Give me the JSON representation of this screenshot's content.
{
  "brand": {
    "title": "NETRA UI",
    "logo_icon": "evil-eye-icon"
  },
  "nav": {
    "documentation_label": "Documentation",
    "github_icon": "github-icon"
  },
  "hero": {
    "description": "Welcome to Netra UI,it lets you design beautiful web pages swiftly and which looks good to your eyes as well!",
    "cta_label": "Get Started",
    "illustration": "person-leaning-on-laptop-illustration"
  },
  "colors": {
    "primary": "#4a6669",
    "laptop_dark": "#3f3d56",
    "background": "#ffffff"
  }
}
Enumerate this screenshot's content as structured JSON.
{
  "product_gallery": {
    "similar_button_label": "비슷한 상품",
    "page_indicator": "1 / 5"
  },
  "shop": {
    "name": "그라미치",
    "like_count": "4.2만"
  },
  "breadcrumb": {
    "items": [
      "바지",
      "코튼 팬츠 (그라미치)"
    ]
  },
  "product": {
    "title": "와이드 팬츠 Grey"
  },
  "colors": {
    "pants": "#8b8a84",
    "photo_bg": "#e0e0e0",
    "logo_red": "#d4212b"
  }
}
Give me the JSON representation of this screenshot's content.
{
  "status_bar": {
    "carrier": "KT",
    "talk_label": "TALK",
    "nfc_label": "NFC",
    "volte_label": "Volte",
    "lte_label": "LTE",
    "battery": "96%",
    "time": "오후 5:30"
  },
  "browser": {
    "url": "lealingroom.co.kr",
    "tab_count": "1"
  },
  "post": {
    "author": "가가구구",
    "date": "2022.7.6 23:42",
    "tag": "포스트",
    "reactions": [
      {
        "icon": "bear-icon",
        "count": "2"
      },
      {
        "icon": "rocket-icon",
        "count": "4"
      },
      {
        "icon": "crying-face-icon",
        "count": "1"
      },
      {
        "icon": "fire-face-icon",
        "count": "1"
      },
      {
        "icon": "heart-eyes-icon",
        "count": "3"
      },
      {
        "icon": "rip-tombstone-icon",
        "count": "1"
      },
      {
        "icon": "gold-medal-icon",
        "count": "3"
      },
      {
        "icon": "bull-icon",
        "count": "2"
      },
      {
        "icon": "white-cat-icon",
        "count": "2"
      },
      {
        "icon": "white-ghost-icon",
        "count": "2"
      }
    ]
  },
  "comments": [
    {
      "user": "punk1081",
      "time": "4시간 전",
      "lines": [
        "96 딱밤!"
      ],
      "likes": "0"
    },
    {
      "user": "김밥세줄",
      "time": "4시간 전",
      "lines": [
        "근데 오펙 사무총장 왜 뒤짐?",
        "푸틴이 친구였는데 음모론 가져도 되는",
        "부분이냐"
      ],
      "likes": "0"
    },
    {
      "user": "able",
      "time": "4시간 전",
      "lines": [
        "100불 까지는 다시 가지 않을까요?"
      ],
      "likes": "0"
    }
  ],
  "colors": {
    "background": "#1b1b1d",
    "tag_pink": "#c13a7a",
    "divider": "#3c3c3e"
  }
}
...
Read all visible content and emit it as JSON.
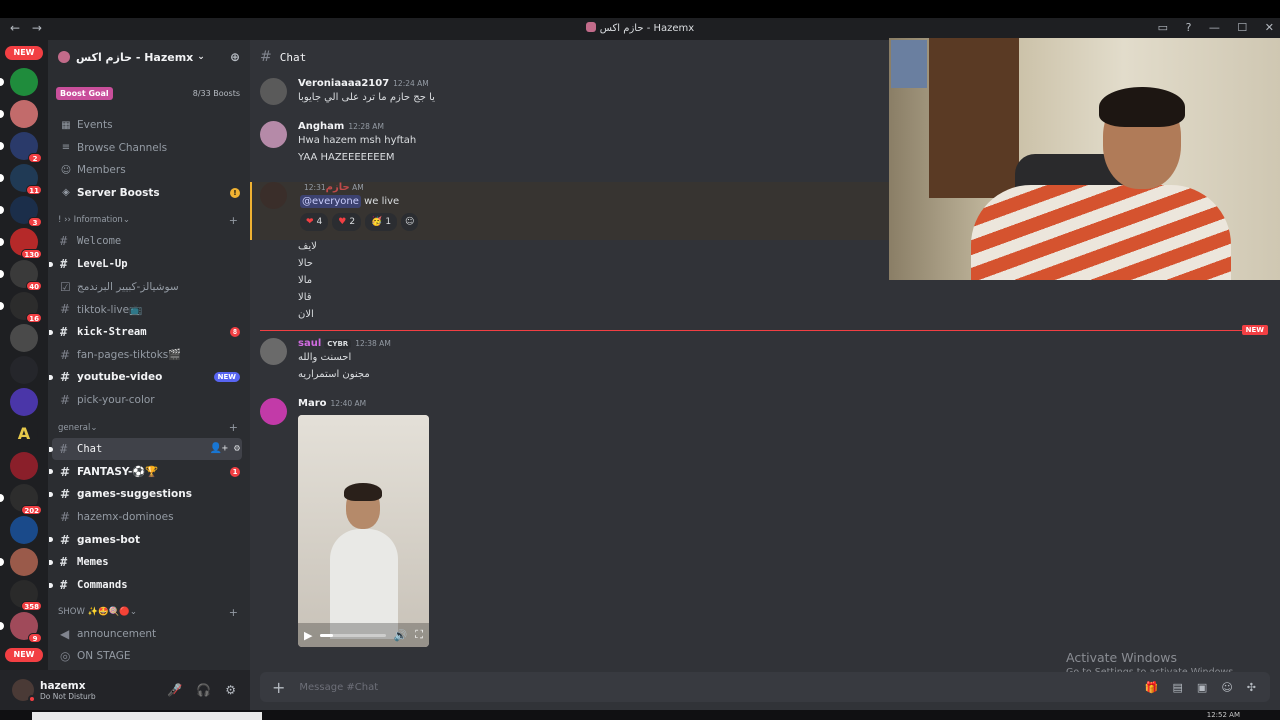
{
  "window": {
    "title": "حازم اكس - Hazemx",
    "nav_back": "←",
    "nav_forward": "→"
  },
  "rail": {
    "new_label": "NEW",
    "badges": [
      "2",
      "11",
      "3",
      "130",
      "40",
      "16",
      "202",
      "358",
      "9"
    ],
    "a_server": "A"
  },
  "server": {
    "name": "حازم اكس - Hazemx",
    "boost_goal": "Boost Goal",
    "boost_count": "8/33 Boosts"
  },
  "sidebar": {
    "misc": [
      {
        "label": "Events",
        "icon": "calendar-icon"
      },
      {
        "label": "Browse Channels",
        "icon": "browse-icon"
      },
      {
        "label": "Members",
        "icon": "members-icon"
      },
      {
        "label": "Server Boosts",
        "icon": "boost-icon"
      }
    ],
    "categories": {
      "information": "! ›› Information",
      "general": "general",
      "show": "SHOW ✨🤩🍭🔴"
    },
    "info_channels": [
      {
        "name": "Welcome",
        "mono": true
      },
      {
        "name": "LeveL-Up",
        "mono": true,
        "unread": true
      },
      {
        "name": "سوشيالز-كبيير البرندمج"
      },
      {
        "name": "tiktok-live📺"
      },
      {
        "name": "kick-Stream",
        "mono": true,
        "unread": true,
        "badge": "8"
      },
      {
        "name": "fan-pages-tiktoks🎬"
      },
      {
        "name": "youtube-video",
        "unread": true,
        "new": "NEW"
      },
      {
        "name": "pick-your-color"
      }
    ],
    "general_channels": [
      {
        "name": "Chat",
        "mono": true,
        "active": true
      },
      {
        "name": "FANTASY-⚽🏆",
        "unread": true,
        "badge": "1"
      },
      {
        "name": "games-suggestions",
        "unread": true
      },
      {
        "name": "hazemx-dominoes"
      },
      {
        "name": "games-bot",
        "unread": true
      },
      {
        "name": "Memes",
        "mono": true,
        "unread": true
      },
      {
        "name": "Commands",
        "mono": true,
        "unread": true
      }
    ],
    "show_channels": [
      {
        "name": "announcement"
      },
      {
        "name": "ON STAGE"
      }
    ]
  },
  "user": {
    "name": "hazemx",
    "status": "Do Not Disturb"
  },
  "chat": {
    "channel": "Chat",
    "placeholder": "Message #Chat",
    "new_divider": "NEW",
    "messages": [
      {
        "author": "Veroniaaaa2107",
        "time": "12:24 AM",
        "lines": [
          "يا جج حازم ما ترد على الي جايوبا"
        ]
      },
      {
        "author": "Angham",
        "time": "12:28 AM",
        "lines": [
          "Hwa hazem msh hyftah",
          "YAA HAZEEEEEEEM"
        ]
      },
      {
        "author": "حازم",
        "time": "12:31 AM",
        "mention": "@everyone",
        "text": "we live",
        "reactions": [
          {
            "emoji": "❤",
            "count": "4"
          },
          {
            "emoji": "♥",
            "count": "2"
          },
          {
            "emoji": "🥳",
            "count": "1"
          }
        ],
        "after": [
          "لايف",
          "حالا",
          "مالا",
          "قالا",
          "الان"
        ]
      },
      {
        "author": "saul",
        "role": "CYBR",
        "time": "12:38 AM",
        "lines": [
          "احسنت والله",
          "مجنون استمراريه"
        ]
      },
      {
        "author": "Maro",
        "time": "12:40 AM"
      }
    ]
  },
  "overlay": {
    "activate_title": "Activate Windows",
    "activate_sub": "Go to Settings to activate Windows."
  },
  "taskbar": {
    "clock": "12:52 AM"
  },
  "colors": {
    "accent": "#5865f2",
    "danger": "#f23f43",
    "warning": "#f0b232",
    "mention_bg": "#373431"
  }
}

*Requirement*
Where a line in the material contains "Windows", copy that line.

*Answer in full*
    "activate_title": "Activate Windows",
    "activate_sub": "Go to Settings to activate Windows."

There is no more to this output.